-- start Supplied records --

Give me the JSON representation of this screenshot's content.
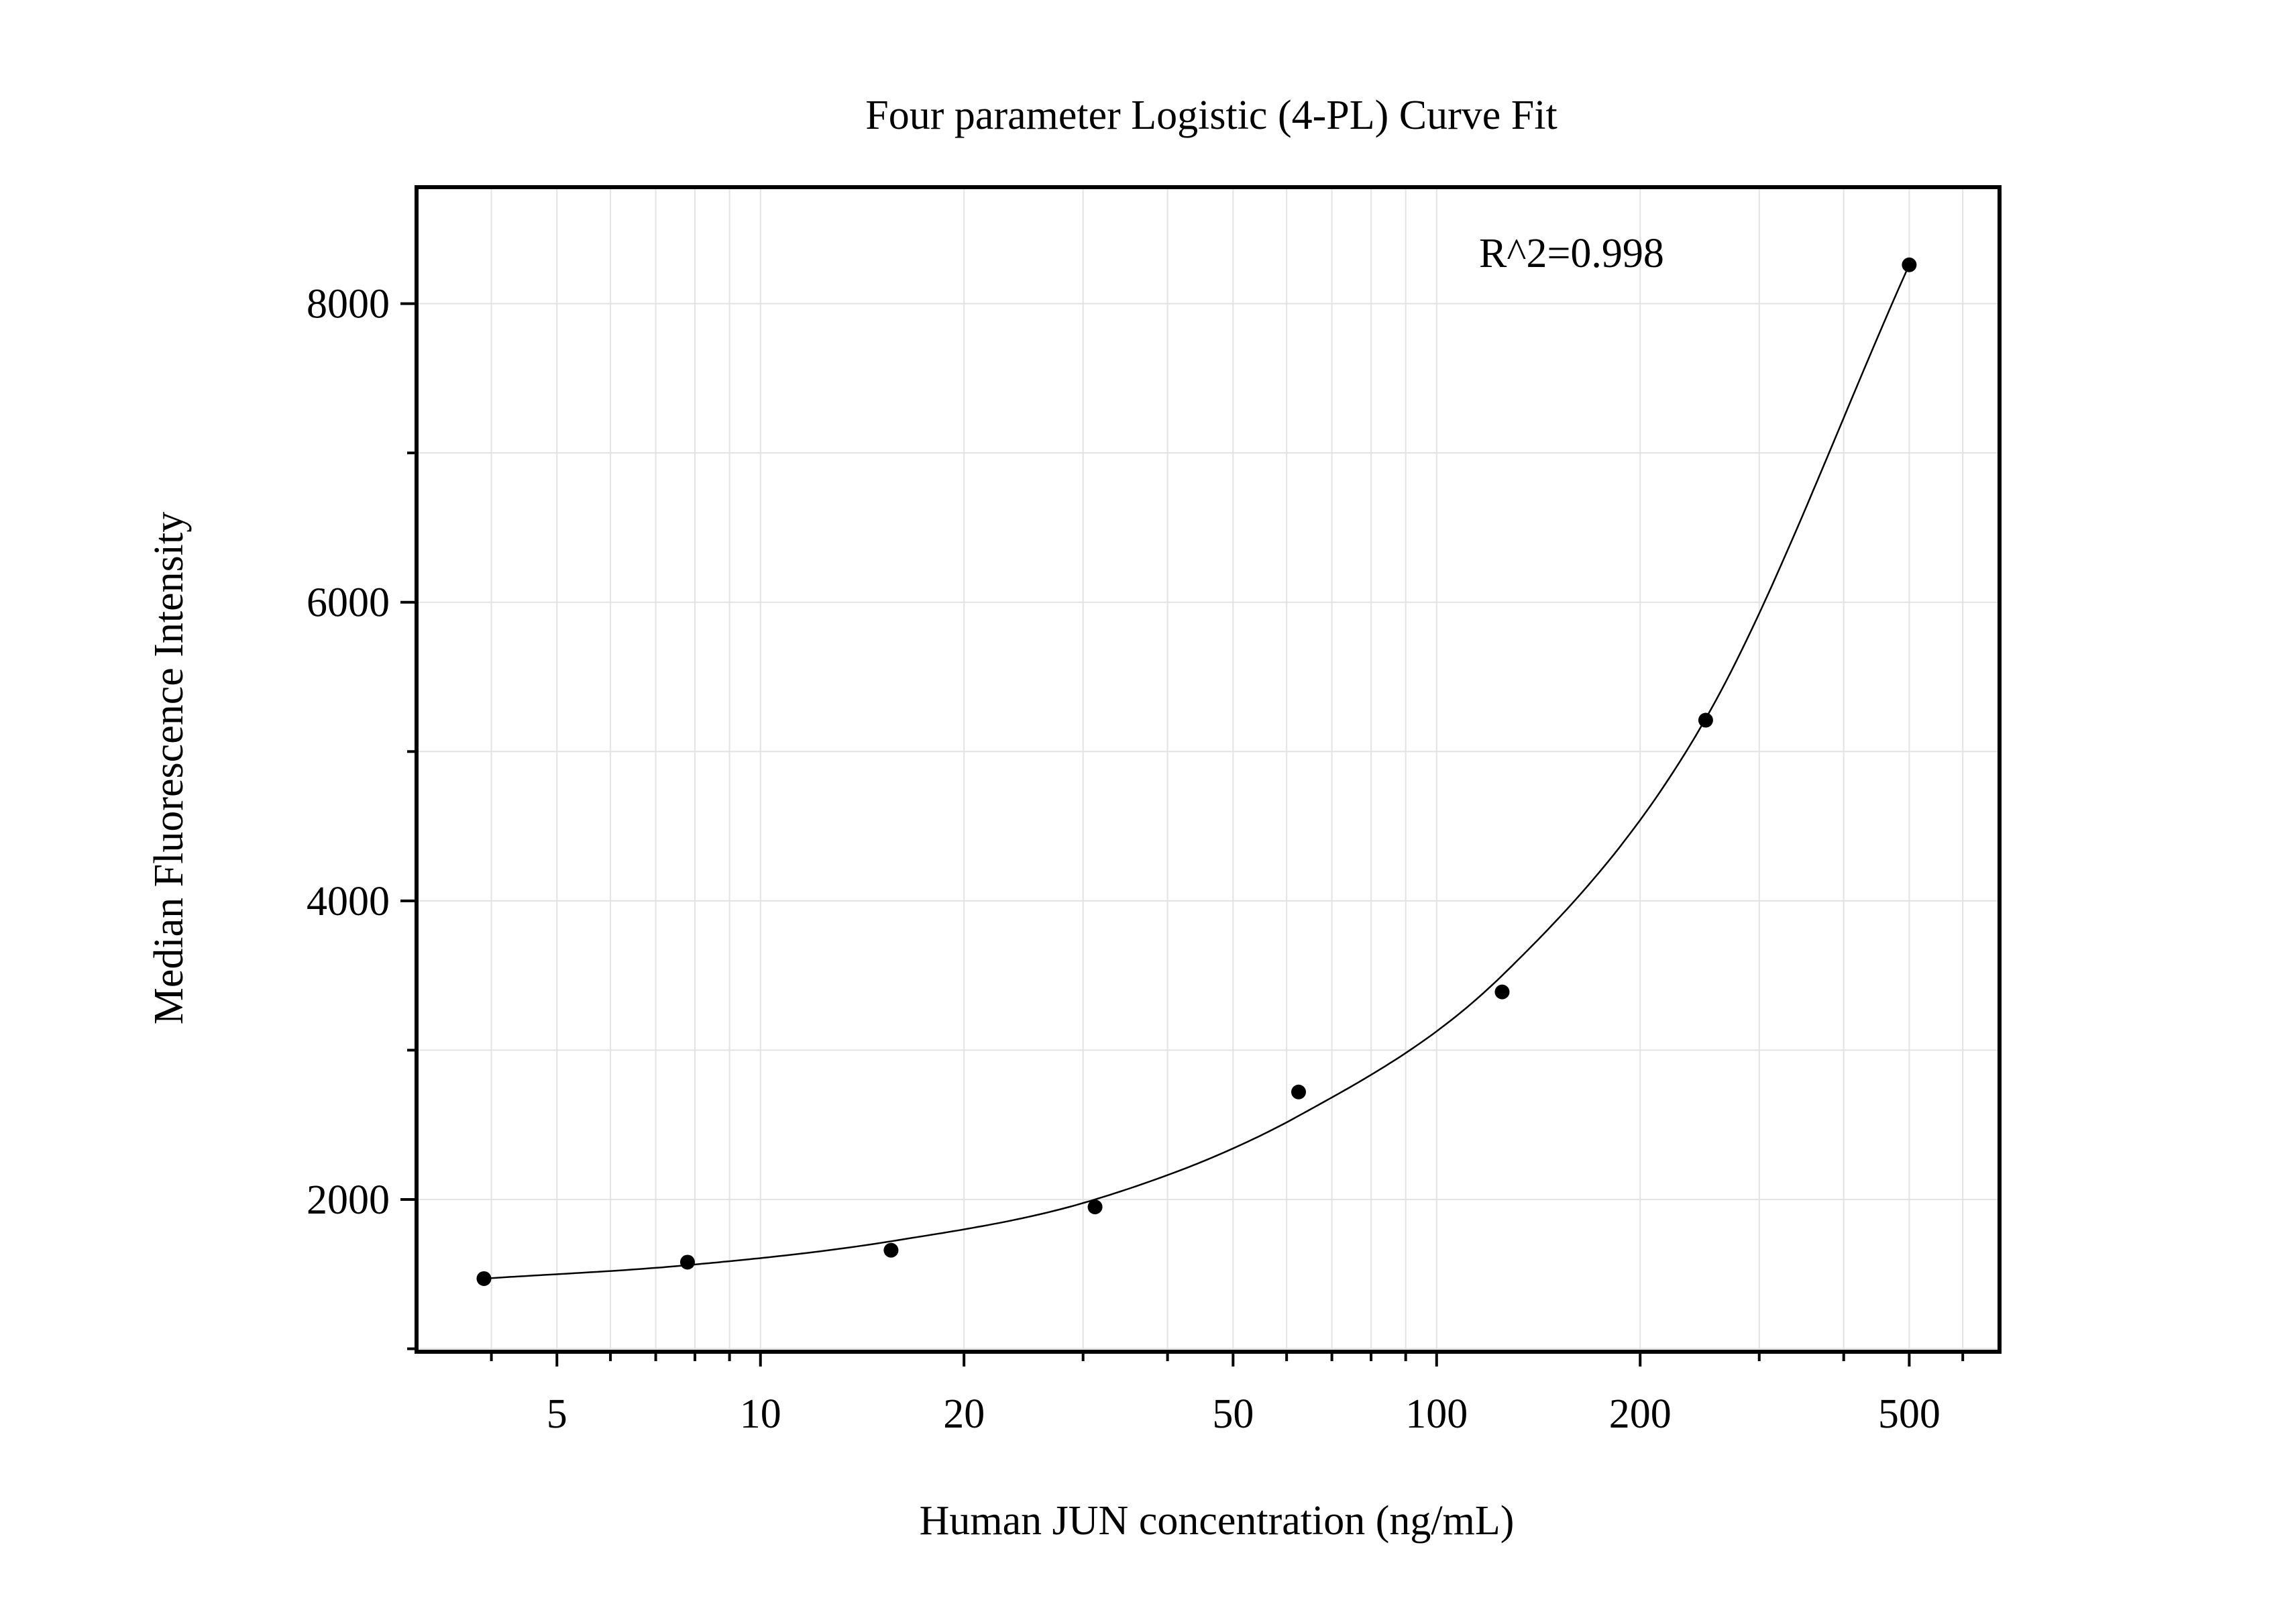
{
  "chart_data": {
    "type": "scatter",
    "title": "Four parameter Logistic (4-PL) Curve Fit",
    "xlabel": "Human JUN concentration (ng/mL)",
    "ylabel": "Median Fluorescence Intensity",
    "x_scale": "log",
    "xlim": [
      3.1,
      680
    ],
    "ylim": [
      980,
      8780
    ],
    "x_ticks": [
      5,
      10,
      20,
      50,
      100,
      200,
      500
    ],
    "x_tick_labels": [
      "5",
      "10",
      "20",
      "50",
      "100",
      "200",
      "500"
    ],
    "y_ticks": [
      2000,
      4000,
      6000,
      8000
    ],
    "y_tick_labels": [
      "2000",
      "4000",
      "6000",
      "8000"
    ],
    "y_minor_ticks": [
      1000,
      3000,
      5000,
      7000
    ],
    "grid": true,
    "annotation": "R^2=0.998",
    "series": [
      {
        "kind": "points",
        "x": [
          3.9,
          7.8,
          15.6,
          31.25,
          62.5,
          125,
          250,
          500
        ],
        "y": [
          1470,
          1580,
          1660,
          1950,
          2720,
          3390,
          5210,
          8260
        ]
      },
      {
        "kind": "fit",
        "x": [
          3.9,
          7.8,
          15.6,
          31.25,
          62.5,
          125,
          250,
          500
        ],
        "y": [
          1470,
          1560,
          1720,
          2000,
          2560,
          3500,
          5220,
          8260
        ]
      }
    ],
    "colors": {
      "points": "#000000",
      "fit": "#000000",
      "grid": "#e3e3e3",
      "frame": "#000000"
    }
  }
}
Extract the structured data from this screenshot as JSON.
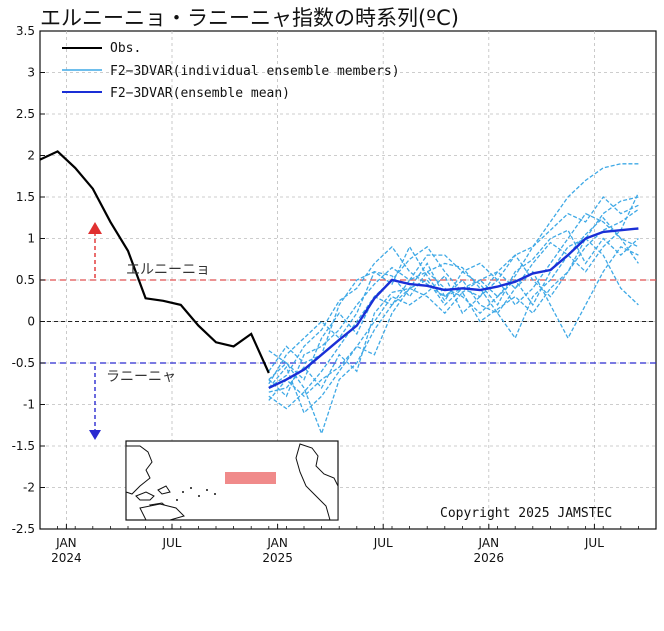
{
  "title": "エルニーニョ・ラニーニャ指数の時系列(ºC)",
  "copyright": "Copyright  2025  JAMSTEC",
  "annotations": {
    "el_nino": "エルニーニョ",
    "la_nina": "ラニーニャ"
  },
  "colors": {
    "obs": "#000000",
    "members": "#3fa9e6",
    "mean": "#1a2fd6",
    "el_line": "#e05050",
    "la_line": "#2a2ad0"
  },
  "chart_data": {
    "type": "line",
    "title": "エルニーニョ・ラニーニャ指数の時系列(ºC)",
    "xlabel": "",
    "ylabel": "",
    "ylim": [
      -2.5,
      3.5
    ],
    "yticks": [
      "3.5",
      "3",
      "2.5",
      "2",
      "1.5",
      "1",
      "0.5",
      "0",
      "-0.5",
      "-1",
      "-1.5",
      "-2",
      "-2.5"
    ],
    "xticks": [
      {
        "month": 1,
        "line1": "JAN",
        "line2": "2024"
      },
      {
        "month": 7,
        "line1": "JUL",
        "line2": ""
      },
      {
        "month": 13,
        "line1": "JAN",
        "line2": "2025"
      },
      {
        "month": 19,
        "line1": "JUL",
        "line2": ""
      },
      {
        "month": 25,
        "line1": "JAN",
        "line2": "2026"
      },
      {
        "month": 31,
        "line1": "JUL",
        "line2": ""
      }
    ],
    "xlim_months": [
      -0.5,
      34.5
    ],
    "grid": true,
    "legend_position": "top-left",
    "reference_lines": [
      0.5,
      -0.5
    ],
    "series": [
      {
        "name": "Obs.",
        "style": "solid-black",
        "x": [
          -0.5,
          0.5,
          1.5,
          2.5,
          3.5,
          4.5,
          5.5,
          6.5,
          7.5,
          8.5,
          9.5,
          10.5,
          11.5,
          12.5
        ],
        "y": [
          1.95,
          2.05,
          1.85,
          1.6,
          1.2,
          0.85,
          0.28,
          0.25,
          0.2,
          -0.05,
          -0.25,
          -0.3,
          -0.15,
          -0.62
        ]
      },
      {
        "name": "F2−3DVAR(individual ensemble members)",
        "style": "dashed-lightblue",
        "members": [
          {
            "x": [
              12.5,
              13.5,
              14.5,
              15.5,
              16.5,
              17.5,
              18.5,
              19.5,
              20.5,
              21.5,
              22.5,
              23.5,
              24.5,
              25.5,
              26.5,
              27.5,
              28.5,
              29.5,
              30.5,
              31.5,
              32.5,
              33.5
            ],
            "y": [
              -0.8,
              -0.65,
              -0.3,
              -0.1,
              0.25,
              0.4,
              0.7,
              0.9,
              0.6,
              0.45,
              0.3,
              0.4,
              0.5,
              0.6,
              0.8,
              0.9,
              1.2,
              1.5,
              1.7,
              1.85,
              1.9,
              1.9
            ]
          },
          {
            "x": [
              12.5,
              13.5,
              14.5,
              15.5,
              16.5,
              17.5,
              18.5,
              19.5,
              20.5,
              21.5,
              22.5,
              23.5,
              24.5,
              25.5,
              26.5,
              27.5,
              28.5,
              29.5,
              30.5,
              31.5,
              32.5,
              33.5
            ],
            "y": [
              -0.9,
              -1.05,
              -0.85,
              -0.6,
              -0.3,
              0.0,
              0.3,
              0.5,
              0.75,
              0.9,
              0.6,
              0.35,
              0.5,
              0.3,
              0.55,
              0.9,
              1.1,
              1.3,
              1.2,
              1.5,
              1.3,
              1.4
            ]
          },
          {
            "x": [
              12.5,
              13.5,
              14.5,
              15.5,
              16.5,
              17.5,
              18.5,
              19.5,
              20.5,
              21.5,
              22.5,
              23.5,
              24.5,
              25.5,
              26.5,
              27.5,
              28.5,
              29.5,
              30.5,
              31.5,
              32.5,
              33.5
            ],
            "y": [
              -0.35,
              -0.5,
              -0.8,
              -1.35,
              -0.7,
              -0.5,
              -0.1,
              0.2,
              0.5,
              0.6,
              0.4,
              0.3,
              0.1,
              0.3,
              0.5,
              0.2,
              0.6,
              0.9,
              1.0,
              0.8,
              0.4,
              0.2
            ]
          },
          {
            "x": [
              12.5,
              13.5,
              14.5,
              15.5,
              16.5,
              17.5,
              18.5,
              19.5,
              20.5,
              21.5,
              22.5,
              23.5,
              24.5,
              25.5,
              26.5,
              27.5,
              28.5,
              29.5,
              30.5,
              31.5,
              32.5,
              33.5
            ],
            "y": [
              -0.7,
              -0.5,
              -0.7,
              -0.2,
              0.1,
              -0.15,
              0.3,
              0.2,
              0.4,
              0.7,
              0.3,
              0.5,
              0.2,
              0.1,
              0.4,
              0.6,
              0.2,
              -0.2,
              0.2,
              0.6,
              0.9,
              0.8
            ]
          },
          {
            "x": [
              12.5,
              13.5,
              14.5,
              15.5,
              16.5,
              17.5,
              18.5,
              19.5,
              20.5,
              21.5,
              22.5,
              23.5,
              24.5,
              25.5,
              26.5,
              27.5,
              28.5,
              29.5,
              30.5,
              31.5,
              32.5,
              33.5
            ],
            "y": [
              -0.6,
              -0.3,
              -0.5,
              -0.4,
              0.2,
              0.5,
              0.6,
              0.45,
              0.9,
              0.55,
              0.25,
              0.6,
              0.7,
              0.5,
              0.2,
              0.4,
              0.7,
              1.0,
              1.3,
              1.2,
              1.0,
              0.7
            ]
          },
          {
            "x": [
              12.5,
              13.5,
              14.5,
              15.5,
              16.5,
              17.5,
              18.5,
              19.5,
              20.5,
              21.5,
              22.5,
              23.5,
              24.5,
              25.5,
              26.5,
              27.5,
              28.5,
              29.5,
              30.5,
              31.5,
              32.5,
              33.5
            ],
            "y": [
              -0.85,
              -0.8,
              -0.55,
              -0.8,
              -0.4,
              -0.6,
              0.1,
              0.35,
              0.4,
              0.3,
              0.1,
              0.35,
              0.0,
              0.15,
              0.3,
              0.1,
              0.4,
              0.6,
              0.9,
              1.1,
              1.2,
              1.35
            ]
          },
          {
            "x": [
              12.5,
              13.5,
              14.5,
              15.5,
              16.5,
              17.5,
              18.5,
              19.5,
              20.5,
              21.5,
              22.5,
              23.5,
              24.5,
              25.5,
              26.5,
              27.5,
              28.5,
              29.5,
              30.5,
              31.5,
              32.5,
              33.5
            ],
            "y": [
              -0.95,
              -0.7,
              -0.9,
              -0.7,
              -0.55,
              -0.3,
              0.0,
              0.3,
              0.2,
              0.35,
              0.55,
              0.1,
              0.3,
              0.6,
              0.4,
              0.7,
              0.95,
              0.8,
              0.6,
              0.9,
              1.1,
              1.55
            ]
          },
          {
            "x": [
              12.5,
              13.5,
              14.5,
              15.5,
              16.5,
              17.5,
              18.5,
              19.5,
              20.5,
              21.5,
              22.5,
              23.5,
              24.5,
              25.5,
              26.5,
              27.5,
              28.5,
              29.5,
              30.5,
              31.5,
              32.5,
              33.5
            ],
            "y": [
              -0.7,
              -0.9,
              -0.4,
              -0.3,
              -0.1,
              0.2,
              0.45,
              0.65,
              0.5,
              0.8,
              0.8,
              0.6,
              0.45,
              0.2,
              0.6,
              0.75,
              1.0,
              1.1,
              0.7,
              1.0,
              0.8,
              1.0
            ]
          },
          {
            "x": [
              12.5,
              13.5,
              14.5,
              15.5,
              16.5,
              17.5,
              18.5,
              19.5,
              20.5,
              21.5,
              22.5,
              23.5,
              24.5,
              25.5,
              26.5,
              27.5,
              28.5,
              29.5,
              30.5,
              31.5,
              32.5,
              33.5
            ],
            "y": [
              -0.8,
              -0.55,
              -1.1,
              -0.9,
              -0.6,
              -0.3,
              -0.4,
              0.1,
              0.4,
              0.5,
              0.2,
              0.4,
              0.3,
              0.5,
              0.8,
              0.5,
              0.3,
              0.6,
              1.0,
              1.3,
              1.45,
              1.5
            ]
          },
          {
            "x": [
              12.5,
              13.5,
              14.5,
              15.5,
              16.5,
              17.5,
              18.5,
              19.5,
              20.5,
              21.5,
              22.5,
              23.5,
              24.5,
              25.5,
              26.5,
              27.5,
              28.5,
              29.5,
              30.5,
              31.5,
              32.5,
              33.5
            ],
            "y": [
              -0.75,
              -0.4,
              -0.2,
              0.0,
              -0.2,
              0.1,
              0.6,
              0.55,
              0.3,
              0.6,
              0.7,
              0.65,
              0.4,
              0.1,
              -0.2,
              0.3,
              0.5,
              0.8,
              1.05,
              1.25,
              1.0,
              0.9
            ]
          }
        ]
      },
      {
        "name": "F2−3DVAR(ensemble mean)",
        "style": "solid-blue",
        "x": [
          12.5,
          13.5,
          14.5,
          15.5,
          16.5,
          17.5,
          18.5,
          19.5,
          20.5,
          21.5,
          22.5,
          23.5,
          24.5,
          25.5,
          26.5,
          27.5,
          28.5,
          29.5,
          30.5,
          31.5,
          32.5,
          33.5
        ],
        "y": [
          -0.8,
          -0.7,
          -0.58,
          -0.4,
          -0.22,
          -0.05,
          0.28,
          0.5,
          0.45,
          0.43,
          0.38,
          0.4,
          0.38,
          0.42,
          0.48,
          0.58,
          0.62,
          0.8,
          1.0,
          1.08,
          1.1,
          1.12
        ]
      }
    ]
  }
}
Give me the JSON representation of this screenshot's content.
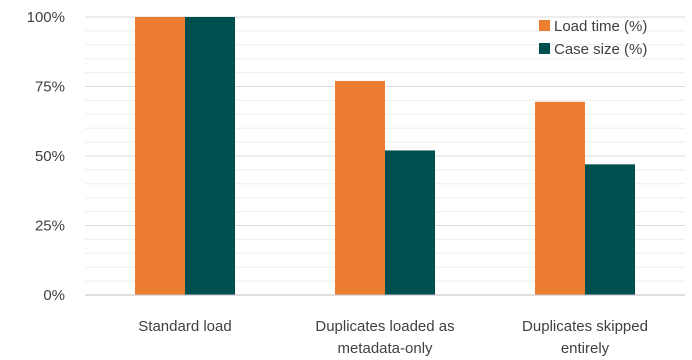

-- end Supplied records --

Determine how many lines of the listing above include the word "ラニーニャ指数の時系列", and report that number only.

Output of the task = 2